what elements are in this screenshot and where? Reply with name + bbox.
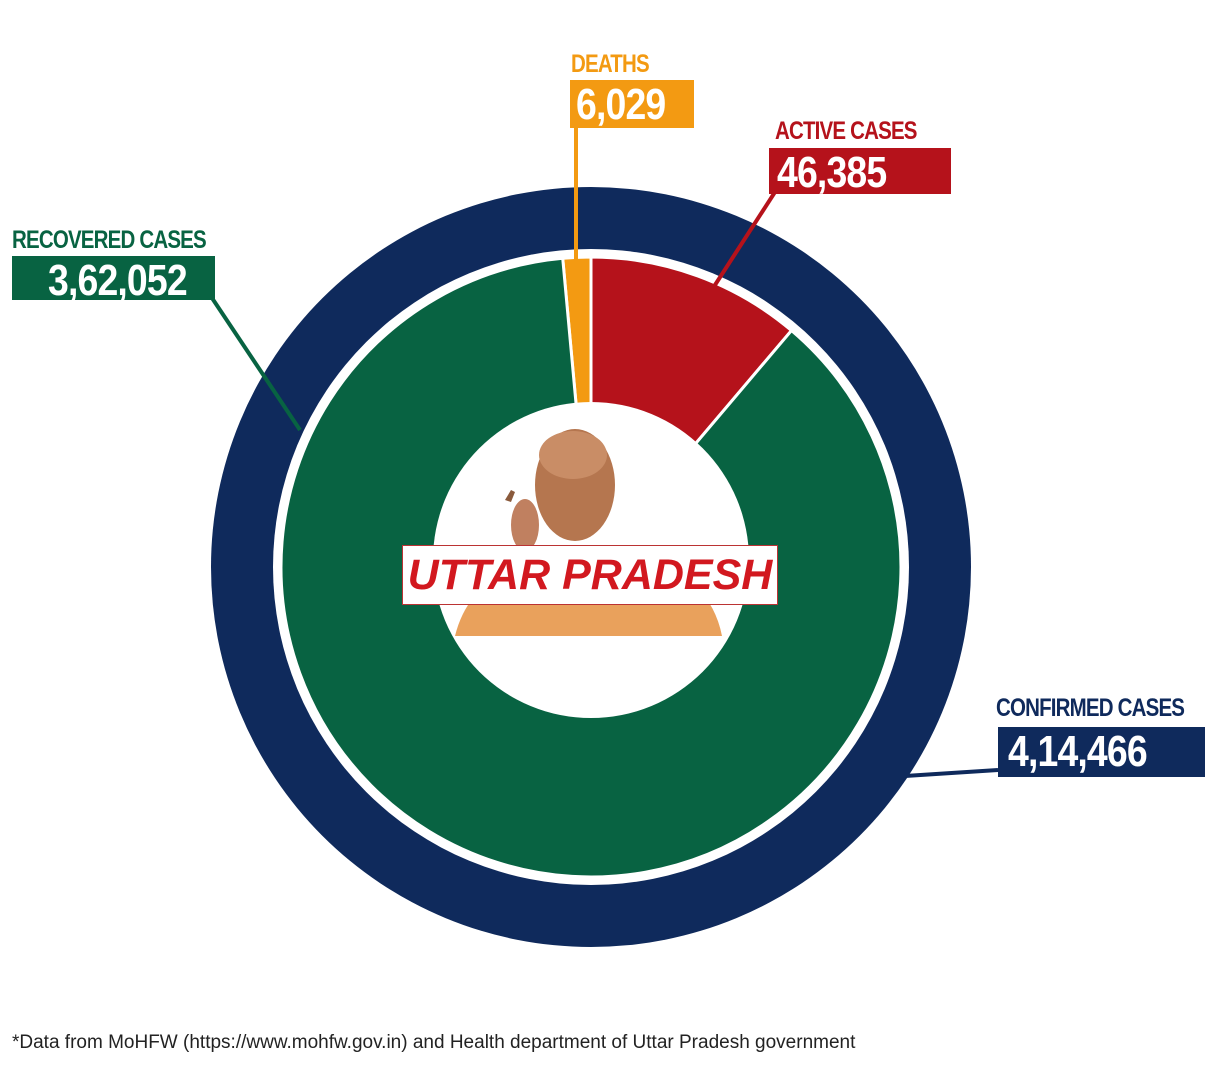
active-label: ACTIVE CASES bbox=[775, 117, 917, 145]
leader-active bbox=[713, 190, 777, 287]
deaths-label: DEATHS bbox=[571, 50, 650, 78]
leader-confirmed bbox=[904, 768, 999, 778]
confirmed-label: CONFIRMED CASES bbox=[996, 694, 1185, 722]
state-title-box: UTTAR PRADESH bbox=[402, 545, 778, 605]
active-value: 46,385 bbox=[769, 148, 951, 197]
recovered-label: RECOVERED CASES bbox=[12, 226, 207, 254]
leader-recovered bbox=[210, 296, 302, 432]
recovered-value: 3,62,052 bbox=[12, 256, 215, 305]
deaths-value: 6,029 bbox=[570, 80, 694, 129]
state-title: UTTAR PRADESH bbox=[407, 550, 773, 599]
confirmed-value: 4,14,466 bbox=[998, 727, 1205, 777]
footnote: *Data from MoHFW (https://www.mohfw.gov.… bbox=[12, 1032, 856, 1053]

++++++++

What is expected:
Render every line of the records above as a numbered list, leaving out blank lines and the pictures.

Response to the task:
1. what elements are in this screenshot and where? Reply with name + bbox.
2. active-label: ACTIVE CASES bbox=[775, 117, 917, 145]
3. leader-active bbox=[713, 190, 777, 287]
4. deaths-label: DEATHS bbox=[571, 50, 650, 78]
5. leader-confirmed bbox=[904, 768, 999, 778]
6. confirmed-label: CONFIRMED CASES bbox=[996, 694, 1185, 722]
7. state-title-box: UTTAR PRADESH bbox=[402, 545, 778, 605]
8. active-value: 46,385 bbox=[769, 148, 951, 197]
9. recovered-label: RECOVERED CASES bbox=[12, 226, 207, 254]
10. leader-recovered bbox=[210, 296, 302, 432]
11. recovered-value: 3,62,052 bbox=[12, 256, 215, 305]
12. deaths-value: 6,029 bbox=[570, 80, 694, 129]
13. state-title: UTTAR PRADESH bbox=[407, 550, 773, 599]
14. confirmed-value: 4,14,466 bbox=[998, 727, 1205, 777]
15. footnote: *Data from MoHFW (https://www.mohfw.gov.… bbox=[12, 1032, 856, 1053]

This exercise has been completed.